Instruction
Your answer should be a single number: the count of lines containing the string "username".

(Data records)
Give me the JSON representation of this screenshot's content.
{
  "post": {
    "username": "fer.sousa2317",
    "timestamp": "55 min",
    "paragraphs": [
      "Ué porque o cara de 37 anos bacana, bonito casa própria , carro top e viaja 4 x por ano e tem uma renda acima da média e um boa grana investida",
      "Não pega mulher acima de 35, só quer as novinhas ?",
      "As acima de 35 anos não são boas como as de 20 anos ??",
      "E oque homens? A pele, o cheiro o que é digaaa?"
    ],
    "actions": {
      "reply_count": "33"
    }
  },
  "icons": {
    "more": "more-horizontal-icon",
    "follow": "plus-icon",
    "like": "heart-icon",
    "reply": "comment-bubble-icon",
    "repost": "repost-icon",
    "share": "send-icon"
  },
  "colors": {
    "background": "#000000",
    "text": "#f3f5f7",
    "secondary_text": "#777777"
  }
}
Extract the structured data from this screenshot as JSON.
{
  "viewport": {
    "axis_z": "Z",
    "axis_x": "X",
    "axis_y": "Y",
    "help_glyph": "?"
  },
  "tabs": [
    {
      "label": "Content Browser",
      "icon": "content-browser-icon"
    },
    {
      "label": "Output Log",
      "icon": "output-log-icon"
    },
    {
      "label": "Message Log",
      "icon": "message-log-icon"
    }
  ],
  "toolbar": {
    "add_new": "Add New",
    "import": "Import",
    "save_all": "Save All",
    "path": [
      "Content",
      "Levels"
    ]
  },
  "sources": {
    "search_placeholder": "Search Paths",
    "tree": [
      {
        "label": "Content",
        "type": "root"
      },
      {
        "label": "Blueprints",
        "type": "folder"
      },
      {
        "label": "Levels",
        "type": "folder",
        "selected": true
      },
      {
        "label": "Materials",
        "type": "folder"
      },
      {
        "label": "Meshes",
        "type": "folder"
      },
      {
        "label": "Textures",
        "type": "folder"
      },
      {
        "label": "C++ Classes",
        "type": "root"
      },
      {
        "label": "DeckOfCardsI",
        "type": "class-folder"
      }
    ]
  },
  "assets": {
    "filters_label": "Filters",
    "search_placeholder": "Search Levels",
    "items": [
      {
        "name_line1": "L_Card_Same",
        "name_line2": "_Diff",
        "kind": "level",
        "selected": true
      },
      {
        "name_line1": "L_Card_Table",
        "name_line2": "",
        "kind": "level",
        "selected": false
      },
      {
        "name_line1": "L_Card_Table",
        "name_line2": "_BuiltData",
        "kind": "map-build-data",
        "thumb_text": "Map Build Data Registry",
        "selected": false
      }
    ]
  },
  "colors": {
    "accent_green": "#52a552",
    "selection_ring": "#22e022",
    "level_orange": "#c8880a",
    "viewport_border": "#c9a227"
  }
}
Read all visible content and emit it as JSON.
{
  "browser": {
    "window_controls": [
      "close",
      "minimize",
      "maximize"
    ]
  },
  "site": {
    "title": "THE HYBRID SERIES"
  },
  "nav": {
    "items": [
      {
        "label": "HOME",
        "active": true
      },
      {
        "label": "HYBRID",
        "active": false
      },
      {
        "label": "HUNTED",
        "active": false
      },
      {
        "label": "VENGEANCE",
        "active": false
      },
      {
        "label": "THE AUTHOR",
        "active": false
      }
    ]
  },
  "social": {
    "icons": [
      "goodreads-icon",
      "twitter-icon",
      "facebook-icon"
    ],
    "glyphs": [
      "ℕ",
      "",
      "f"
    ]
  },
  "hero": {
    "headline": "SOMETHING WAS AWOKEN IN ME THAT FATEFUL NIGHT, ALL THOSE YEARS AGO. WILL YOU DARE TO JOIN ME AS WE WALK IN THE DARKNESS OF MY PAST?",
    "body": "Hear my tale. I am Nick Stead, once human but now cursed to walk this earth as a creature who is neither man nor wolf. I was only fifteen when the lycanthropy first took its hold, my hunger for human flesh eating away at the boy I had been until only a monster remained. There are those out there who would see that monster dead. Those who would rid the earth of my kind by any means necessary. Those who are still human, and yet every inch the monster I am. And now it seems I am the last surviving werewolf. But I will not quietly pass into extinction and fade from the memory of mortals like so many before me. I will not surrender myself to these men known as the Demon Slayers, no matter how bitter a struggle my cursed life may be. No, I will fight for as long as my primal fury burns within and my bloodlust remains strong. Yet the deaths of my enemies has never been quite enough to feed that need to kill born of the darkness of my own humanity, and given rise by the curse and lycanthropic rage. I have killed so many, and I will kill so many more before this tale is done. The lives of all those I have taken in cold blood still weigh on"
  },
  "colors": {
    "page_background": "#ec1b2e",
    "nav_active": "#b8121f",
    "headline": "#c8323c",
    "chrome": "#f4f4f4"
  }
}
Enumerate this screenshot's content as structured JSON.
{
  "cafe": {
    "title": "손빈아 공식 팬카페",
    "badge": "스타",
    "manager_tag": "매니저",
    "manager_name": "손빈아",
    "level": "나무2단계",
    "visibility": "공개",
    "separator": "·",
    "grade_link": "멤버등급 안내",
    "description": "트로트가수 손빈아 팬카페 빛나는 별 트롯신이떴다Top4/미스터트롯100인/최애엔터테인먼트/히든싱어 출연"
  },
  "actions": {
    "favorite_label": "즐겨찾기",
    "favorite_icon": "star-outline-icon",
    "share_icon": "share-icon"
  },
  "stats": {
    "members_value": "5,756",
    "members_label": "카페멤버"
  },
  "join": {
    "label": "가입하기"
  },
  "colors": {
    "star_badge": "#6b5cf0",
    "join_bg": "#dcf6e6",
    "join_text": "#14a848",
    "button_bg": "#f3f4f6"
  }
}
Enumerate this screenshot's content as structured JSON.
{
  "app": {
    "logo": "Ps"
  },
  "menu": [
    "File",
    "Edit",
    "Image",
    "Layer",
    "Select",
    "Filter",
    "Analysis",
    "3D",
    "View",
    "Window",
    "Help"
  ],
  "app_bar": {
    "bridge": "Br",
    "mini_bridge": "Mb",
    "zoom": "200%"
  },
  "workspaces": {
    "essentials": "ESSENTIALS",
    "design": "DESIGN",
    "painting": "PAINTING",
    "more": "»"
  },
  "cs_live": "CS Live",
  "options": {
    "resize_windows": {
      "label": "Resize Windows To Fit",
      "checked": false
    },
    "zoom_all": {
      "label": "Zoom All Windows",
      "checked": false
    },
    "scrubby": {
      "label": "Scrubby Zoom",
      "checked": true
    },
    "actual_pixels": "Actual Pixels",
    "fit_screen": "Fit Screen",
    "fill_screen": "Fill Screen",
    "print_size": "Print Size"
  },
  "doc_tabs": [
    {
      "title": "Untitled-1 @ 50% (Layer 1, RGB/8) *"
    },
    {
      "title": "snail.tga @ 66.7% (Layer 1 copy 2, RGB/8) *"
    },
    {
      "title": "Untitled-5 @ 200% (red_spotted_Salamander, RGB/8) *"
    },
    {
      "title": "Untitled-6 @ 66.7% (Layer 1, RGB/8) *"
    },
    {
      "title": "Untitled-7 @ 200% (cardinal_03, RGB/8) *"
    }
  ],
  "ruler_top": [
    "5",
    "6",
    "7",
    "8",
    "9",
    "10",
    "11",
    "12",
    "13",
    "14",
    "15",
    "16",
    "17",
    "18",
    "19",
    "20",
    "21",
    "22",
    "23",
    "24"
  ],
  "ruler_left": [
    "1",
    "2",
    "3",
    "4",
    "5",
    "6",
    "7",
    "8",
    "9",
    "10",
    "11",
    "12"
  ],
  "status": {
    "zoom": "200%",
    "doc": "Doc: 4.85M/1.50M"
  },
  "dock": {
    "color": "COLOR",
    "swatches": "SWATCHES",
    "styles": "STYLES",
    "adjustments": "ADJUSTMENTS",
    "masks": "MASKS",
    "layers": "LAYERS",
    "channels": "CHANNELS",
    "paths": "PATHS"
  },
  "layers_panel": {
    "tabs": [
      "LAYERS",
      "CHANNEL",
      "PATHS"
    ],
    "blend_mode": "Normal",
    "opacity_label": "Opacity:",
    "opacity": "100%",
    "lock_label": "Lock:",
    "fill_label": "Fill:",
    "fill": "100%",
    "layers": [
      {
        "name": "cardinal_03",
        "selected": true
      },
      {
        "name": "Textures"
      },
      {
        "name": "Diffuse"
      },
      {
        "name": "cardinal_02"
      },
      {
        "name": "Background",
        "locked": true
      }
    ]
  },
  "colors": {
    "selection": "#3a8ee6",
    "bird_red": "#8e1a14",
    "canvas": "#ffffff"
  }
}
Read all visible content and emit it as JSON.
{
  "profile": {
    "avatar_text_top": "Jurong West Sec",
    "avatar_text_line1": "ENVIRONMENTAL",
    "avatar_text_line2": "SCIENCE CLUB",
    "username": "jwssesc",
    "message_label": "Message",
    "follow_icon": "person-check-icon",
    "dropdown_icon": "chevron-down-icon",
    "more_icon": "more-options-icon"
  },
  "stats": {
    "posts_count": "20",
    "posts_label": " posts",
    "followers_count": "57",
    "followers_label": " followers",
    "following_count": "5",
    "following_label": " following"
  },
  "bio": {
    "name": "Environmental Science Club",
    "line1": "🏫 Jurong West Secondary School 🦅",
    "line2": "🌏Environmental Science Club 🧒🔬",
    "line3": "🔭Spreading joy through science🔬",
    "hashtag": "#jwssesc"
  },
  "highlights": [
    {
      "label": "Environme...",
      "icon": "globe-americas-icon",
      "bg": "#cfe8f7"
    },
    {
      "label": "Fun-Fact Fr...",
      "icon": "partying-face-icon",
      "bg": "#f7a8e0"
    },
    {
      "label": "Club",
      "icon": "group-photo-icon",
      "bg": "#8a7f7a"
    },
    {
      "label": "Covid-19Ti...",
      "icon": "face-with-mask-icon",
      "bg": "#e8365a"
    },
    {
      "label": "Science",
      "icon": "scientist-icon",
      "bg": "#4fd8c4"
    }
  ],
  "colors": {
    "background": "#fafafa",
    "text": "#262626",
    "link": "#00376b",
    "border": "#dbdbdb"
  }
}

Full solution
2